▸ Data records:
......
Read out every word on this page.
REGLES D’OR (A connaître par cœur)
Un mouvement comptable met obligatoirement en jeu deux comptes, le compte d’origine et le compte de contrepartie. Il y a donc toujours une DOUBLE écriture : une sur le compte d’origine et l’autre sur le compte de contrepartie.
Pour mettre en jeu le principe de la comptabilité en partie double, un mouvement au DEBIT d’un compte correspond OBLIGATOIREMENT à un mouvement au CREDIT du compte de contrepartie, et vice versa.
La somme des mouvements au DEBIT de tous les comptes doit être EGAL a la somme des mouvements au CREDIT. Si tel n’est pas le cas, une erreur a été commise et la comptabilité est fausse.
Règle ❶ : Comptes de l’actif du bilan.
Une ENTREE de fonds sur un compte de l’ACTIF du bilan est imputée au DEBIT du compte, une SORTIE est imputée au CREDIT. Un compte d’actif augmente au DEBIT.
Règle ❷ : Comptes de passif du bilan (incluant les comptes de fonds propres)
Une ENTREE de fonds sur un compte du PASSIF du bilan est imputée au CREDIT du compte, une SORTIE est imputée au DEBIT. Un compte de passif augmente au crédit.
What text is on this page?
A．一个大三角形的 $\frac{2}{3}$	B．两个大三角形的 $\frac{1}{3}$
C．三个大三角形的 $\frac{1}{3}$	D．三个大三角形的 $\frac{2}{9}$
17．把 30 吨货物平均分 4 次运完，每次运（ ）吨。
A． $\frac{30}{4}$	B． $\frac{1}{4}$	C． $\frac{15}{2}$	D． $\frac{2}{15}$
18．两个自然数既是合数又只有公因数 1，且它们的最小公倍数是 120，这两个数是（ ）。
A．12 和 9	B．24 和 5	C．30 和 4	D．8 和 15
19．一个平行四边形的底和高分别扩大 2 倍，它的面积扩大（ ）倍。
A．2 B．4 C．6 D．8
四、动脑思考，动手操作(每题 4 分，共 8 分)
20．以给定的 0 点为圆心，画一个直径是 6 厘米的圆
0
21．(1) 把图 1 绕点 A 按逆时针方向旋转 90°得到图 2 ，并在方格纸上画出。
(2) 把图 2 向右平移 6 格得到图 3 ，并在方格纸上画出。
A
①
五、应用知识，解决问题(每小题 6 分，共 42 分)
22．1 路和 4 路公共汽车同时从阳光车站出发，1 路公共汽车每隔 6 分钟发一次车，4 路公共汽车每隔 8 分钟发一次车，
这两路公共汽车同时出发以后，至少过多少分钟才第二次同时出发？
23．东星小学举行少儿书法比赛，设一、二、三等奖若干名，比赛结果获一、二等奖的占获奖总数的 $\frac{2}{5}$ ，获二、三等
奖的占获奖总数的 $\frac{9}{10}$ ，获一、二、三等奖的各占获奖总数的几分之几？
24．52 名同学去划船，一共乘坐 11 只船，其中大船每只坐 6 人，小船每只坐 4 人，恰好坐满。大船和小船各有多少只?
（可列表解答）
......
Extract every line that has the string "comptabilité" in it.

▸ Solution below:
Pour mettre en jeu le principe de la comptabilité en partie double, un mouvement au DEBIT d’un compte correspond OBLIGATOIREMENT à un mouvement au CREDIT du compte de contrepartie, et vice versa.
La somme des mouvements au DEBIT de tous les comptes doit être EGAL a la somme des mouvements au CREDIT. Si tel n’est pas le cas, une erreur a été commise et la comptabilité est fausse.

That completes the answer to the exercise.